__Work instructions__
Scan the material that follows. Copy every line containing the word "Retrieved".

__Dataset extract__
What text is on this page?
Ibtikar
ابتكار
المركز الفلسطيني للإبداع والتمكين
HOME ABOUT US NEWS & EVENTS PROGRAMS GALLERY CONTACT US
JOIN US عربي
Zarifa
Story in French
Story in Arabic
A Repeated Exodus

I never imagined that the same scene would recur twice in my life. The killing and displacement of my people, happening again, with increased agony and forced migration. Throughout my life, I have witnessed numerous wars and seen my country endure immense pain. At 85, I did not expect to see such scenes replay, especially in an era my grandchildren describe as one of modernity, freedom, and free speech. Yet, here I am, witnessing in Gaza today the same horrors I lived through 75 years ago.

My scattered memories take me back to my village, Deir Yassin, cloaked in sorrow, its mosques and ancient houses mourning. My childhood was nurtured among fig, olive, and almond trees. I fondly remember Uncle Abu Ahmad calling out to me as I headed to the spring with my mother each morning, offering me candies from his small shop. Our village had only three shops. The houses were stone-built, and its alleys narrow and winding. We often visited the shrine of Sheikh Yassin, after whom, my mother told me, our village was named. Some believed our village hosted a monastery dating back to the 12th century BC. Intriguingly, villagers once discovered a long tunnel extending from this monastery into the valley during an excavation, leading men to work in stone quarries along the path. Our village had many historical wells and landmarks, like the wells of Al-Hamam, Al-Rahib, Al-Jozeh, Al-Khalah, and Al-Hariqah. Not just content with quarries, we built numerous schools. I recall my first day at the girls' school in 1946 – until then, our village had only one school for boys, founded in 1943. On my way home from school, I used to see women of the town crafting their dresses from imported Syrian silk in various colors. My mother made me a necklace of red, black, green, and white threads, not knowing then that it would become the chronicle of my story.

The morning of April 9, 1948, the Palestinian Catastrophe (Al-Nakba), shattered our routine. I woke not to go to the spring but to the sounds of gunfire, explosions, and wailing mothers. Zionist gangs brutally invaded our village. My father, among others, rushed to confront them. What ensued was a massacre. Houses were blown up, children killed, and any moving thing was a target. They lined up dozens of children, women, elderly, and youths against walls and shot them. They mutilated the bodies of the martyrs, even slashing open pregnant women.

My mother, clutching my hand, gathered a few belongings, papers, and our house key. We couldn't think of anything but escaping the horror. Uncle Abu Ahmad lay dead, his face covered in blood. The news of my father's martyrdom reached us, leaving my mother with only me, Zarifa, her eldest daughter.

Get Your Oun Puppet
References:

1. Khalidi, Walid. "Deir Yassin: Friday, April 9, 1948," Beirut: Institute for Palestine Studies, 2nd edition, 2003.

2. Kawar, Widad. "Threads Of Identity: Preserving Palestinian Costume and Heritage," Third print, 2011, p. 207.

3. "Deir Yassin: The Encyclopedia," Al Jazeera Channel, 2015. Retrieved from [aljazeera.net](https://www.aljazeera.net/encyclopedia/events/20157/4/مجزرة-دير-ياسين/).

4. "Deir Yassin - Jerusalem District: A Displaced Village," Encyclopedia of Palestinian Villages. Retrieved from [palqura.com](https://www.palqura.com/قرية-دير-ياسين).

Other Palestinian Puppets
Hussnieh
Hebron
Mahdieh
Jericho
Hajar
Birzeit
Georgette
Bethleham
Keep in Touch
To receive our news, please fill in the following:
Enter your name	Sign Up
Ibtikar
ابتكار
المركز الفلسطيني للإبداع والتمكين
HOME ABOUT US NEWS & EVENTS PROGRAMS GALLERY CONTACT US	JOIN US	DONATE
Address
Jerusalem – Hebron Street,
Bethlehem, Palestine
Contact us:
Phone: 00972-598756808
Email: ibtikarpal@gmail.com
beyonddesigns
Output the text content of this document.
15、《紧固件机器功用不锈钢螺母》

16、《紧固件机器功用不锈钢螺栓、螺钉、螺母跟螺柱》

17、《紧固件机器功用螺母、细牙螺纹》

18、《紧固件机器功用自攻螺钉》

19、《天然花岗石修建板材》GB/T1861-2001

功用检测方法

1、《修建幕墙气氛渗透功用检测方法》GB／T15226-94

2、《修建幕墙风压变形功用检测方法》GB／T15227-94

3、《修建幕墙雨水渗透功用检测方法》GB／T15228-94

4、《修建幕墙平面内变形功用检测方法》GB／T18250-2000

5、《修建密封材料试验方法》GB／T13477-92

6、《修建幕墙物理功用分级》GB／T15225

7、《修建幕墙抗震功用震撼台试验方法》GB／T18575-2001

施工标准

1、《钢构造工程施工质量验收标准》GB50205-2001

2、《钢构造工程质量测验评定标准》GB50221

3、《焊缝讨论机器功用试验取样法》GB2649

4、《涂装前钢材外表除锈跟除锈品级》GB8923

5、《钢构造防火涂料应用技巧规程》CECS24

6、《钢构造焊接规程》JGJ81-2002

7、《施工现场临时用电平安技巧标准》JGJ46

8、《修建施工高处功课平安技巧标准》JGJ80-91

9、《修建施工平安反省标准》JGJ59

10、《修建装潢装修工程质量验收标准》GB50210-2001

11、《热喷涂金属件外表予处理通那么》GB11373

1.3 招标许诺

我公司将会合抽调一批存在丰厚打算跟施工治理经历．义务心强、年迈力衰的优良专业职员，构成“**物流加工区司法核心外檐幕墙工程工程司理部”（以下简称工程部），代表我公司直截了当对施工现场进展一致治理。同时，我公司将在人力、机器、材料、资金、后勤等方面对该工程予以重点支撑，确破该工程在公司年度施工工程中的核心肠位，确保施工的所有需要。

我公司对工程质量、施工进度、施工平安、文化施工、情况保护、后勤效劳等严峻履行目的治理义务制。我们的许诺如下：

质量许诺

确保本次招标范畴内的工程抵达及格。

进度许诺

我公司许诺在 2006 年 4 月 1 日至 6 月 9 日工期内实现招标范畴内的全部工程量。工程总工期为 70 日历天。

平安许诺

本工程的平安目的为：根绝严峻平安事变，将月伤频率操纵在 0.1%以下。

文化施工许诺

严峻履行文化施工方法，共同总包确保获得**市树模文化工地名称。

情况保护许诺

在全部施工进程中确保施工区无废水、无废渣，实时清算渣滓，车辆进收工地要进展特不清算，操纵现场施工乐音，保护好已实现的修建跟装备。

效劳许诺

__Solved problem__
3. "Deir Yassin: The Encyclopedia," Al Jazeera Channel, 2015. Retrieved from [aljazeera.net](https://www.aljazeera.net/encyclopedia/events/20157/4/مجزرة-دير-ياسين/).
4. "Deir Yassin - Jerusalem District: A Displaced Village," Encyclopedia of Palestinian Villages. Retrieved from [palqura.com](https://www.palqura.com/قرية-دير-ياسين).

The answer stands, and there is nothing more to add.